Return only this: the line with "What data populates this chart?" and all the lines that follow it below, through the final one, exactly as they are.

>> start

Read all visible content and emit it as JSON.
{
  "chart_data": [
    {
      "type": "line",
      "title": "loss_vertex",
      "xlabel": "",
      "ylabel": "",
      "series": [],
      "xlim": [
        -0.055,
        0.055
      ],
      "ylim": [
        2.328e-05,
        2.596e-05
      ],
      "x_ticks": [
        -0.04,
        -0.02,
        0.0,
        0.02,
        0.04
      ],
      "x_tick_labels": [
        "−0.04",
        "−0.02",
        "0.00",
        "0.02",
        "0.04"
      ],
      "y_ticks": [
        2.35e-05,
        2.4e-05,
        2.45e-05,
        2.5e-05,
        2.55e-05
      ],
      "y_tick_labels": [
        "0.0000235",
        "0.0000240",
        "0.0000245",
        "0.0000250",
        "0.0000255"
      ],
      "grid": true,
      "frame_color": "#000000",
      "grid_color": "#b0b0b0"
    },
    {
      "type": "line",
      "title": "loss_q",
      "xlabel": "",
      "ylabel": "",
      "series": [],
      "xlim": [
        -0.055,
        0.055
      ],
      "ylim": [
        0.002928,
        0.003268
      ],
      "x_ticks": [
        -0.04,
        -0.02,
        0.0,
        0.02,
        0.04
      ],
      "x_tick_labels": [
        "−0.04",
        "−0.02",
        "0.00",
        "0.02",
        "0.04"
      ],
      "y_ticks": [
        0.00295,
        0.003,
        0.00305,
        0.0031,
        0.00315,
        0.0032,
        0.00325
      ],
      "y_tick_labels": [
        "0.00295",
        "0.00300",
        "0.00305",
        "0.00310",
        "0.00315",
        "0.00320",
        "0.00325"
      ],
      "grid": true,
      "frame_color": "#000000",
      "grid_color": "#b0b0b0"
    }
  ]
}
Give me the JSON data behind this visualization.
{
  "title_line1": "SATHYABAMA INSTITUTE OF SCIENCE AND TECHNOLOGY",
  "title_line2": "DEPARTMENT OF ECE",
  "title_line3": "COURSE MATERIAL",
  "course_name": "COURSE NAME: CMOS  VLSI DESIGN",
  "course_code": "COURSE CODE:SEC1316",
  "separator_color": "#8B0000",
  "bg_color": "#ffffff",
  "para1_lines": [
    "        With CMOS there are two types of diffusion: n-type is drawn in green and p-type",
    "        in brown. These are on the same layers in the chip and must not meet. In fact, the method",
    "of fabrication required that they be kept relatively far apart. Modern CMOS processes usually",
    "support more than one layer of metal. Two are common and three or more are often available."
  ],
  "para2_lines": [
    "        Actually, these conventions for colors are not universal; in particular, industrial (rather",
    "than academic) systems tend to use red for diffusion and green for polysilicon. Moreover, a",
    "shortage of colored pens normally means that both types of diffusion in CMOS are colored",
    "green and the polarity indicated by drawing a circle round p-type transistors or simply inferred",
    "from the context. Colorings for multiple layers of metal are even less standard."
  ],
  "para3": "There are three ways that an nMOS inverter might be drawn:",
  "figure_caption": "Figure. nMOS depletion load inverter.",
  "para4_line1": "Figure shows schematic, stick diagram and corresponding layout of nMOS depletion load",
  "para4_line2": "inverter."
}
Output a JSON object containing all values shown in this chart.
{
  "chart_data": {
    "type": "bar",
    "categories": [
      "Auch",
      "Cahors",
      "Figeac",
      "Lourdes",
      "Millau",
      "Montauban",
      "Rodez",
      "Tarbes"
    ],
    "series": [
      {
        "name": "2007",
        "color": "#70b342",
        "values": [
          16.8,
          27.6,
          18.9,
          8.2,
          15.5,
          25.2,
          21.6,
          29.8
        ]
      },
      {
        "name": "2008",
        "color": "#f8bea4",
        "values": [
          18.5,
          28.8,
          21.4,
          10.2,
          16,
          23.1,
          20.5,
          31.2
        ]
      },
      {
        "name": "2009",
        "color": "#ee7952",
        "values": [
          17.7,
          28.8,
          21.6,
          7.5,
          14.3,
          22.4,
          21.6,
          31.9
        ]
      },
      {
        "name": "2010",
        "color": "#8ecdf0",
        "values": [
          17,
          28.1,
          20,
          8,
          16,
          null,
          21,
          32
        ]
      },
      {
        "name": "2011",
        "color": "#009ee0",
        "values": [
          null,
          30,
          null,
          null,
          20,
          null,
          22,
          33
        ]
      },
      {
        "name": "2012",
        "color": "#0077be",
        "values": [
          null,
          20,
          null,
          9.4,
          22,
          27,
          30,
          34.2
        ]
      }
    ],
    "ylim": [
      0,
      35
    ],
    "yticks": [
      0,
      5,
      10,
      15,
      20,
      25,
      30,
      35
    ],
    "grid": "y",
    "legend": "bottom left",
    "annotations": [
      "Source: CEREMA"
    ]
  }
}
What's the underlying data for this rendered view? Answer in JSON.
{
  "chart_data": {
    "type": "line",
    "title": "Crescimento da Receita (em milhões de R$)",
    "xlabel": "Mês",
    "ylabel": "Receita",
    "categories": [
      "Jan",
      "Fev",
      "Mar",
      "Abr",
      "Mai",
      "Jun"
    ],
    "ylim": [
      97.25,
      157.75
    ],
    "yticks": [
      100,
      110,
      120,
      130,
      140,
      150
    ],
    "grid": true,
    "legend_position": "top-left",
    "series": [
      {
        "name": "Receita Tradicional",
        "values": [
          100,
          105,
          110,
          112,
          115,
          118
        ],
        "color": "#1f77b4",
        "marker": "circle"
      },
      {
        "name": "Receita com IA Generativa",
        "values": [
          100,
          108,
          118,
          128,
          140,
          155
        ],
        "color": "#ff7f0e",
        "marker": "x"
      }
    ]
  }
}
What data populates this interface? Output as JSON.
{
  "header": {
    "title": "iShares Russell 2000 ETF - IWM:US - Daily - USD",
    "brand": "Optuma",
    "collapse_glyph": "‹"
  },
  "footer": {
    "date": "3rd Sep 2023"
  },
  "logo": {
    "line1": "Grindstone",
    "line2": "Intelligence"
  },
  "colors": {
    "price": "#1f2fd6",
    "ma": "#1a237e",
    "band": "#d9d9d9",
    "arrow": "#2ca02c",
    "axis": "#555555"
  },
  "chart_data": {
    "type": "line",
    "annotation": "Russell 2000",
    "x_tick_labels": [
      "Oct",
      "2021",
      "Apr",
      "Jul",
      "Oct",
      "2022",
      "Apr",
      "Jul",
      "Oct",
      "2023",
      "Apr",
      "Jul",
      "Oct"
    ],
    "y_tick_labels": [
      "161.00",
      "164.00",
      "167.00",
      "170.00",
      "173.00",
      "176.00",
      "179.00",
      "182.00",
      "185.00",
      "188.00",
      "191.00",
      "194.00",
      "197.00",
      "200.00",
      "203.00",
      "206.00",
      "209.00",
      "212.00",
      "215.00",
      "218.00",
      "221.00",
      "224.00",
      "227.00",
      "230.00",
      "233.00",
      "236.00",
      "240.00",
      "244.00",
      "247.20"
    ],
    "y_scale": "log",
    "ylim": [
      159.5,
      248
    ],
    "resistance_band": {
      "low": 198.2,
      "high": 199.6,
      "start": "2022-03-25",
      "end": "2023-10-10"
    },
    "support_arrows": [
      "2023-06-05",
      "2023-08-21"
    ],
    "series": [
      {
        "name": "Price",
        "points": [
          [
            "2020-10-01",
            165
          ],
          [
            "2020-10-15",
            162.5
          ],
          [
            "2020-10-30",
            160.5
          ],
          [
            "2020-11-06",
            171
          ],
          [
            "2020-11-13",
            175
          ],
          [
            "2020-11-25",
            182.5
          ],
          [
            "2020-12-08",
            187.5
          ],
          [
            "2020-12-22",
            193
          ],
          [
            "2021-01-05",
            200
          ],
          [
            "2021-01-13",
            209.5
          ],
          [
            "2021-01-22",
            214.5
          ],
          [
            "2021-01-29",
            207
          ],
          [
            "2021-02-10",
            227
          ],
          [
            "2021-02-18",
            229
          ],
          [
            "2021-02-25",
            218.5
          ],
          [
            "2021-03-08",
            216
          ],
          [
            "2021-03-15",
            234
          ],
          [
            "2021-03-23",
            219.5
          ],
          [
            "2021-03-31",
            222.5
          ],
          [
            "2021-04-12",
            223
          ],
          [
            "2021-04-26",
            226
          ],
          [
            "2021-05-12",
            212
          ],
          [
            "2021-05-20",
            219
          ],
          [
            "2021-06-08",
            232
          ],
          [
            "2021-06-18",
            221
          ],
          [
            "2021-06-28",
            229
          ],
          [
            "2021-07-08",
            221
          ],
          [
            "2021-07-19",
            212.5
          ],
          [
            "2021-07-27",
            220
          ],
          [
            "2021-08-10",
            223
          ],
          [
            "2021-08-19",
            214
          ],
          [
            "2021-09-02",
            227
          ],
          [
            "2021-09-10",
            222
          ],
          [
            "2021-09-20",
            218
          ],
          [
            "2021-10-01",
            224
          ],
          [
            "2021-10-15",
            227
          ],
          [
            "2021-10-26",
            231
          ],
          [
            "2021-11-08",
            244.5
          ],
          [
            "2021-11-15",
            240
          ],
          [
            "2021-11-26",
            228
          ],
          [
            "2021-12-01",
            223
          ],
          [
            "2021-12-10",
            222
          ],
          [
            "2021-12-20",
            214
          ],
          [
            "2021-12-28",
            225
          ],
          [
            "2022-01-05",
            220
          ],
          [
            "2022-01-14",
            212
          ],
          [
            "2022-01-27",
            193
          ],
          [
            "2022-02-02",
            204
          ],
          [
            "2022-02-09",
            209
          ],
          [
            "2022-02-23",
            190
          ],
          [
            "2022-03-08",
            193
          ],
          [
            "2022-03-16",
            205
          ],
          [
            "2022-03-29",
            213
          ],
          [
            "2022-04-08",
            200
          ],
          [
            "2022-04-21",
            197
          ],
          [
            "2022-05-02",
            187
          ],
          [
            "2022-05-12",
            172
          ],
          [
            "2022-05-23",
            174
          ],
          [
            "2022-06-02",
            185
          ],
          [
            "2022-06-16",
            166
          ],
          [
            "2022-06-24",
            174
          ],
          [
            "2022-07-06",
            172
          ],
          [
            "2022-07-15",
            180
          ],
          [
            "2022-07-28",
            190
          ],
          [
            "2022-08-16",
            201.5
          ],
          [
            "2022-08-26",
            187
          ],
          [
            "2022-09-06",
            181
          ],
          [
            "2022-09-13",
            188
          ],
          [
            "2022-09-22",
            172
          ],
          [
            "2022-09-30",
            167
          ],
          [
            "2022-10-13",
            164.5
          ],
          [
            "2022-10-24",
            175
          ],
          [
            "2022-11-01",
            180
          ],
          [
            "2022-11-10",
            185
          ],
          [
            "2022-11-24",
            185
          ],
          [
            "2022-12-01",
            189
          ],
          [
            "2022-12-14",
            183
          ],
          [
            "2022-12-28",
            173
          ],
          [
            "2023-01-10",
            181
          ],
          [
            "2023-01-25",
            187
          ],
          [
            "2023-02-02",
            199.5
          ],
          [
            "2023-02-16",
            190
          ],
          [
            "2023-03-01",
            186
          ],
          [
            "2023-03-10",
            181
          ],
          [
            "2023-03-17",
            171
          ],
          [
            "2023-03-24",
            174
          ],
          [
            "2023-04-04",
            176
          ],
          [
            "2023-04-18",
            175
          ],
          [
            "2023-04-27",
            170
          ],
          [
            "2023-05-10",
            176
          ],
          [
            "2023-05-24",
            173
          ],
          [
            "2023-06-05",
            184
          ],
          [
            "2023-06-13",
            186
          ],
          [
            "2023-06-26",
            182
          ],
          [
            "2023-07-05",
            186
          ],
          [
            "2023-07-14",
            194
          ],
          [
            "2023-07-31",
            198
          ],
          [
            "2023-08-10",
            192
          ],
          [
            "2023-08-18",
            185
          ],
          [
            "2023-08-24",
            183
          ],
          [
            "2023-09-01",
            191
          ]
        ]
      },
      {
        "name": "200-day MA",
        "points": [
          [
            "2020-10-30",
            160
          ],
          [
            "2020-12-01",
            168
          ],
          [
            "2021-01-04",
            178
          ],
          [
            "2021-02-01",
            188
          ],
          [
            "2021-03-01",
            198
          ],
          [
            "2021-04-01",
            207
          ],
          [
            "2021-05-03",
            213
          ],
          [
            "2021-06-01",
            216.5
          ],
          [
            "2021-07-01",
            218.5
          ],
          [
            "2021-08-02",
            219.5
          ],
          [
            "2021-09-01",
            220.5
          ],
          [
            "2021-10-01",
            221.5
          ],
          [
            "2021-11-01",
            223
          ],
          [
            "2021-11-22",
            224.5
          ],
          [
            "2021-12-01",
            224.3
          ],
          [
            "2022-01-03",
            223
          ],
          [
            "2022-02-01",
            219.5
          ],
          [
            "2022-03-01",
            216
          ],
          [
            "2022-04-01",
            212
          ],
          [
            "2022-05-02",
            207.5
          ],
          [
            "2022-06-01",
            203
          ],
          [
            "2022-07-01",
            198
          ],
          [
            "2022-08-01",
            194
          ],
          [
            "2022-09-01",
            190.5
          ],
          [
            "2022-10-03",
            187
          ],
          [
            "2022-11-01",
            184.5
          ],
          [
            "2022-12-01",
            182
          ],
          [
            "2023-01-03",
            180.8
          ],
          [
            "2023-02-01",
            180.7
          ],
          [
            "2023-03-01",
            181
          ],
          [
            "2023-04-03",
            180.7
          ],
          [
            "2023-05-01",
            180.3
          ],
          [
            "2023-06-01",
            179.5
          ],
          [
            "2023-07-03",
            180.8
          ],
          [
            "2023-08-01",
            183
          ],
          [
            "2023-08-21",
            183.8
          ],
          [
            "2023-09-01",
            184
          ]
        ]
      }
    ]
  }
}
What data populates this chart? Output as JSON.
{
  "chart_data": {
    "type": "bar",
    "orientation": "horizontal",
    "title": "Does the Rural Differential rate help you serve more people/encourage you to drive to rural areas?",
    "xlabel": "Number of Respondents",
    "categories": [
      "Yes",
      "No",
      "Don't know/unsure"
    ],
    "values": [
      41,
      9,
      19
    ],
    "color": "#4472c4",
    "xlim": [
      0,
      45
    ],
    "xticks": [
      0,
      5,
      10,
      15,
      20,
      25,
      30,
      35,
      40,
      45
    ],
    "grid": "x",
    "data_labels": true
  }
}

>> end

▶ [Written response]:
What data populates this chart? Output as JSON.
{
  "chart_data": {
    "type": "bar",
    "orientation": "horizontal",
    "title": "Does the Rural Differential rate help you serve more people/encourage you to drive to rural areas?",
    "xlabel": "Number of Respondents",
    "categories": [
      "Yes",
      "No",
      "Don't know/unsure"
    ],
    "values": [
      41,
      9,
      19
    ],
    "color": "#4472c4",
    "xlim": [
      0,
      45
    ],
    "xticks": [
      0,
      5,
      10,
      15,
      20,
      25,
      30,
      35,
      40,
      45
    ],
    "grid": "x",
    "data_labels": true
  }
}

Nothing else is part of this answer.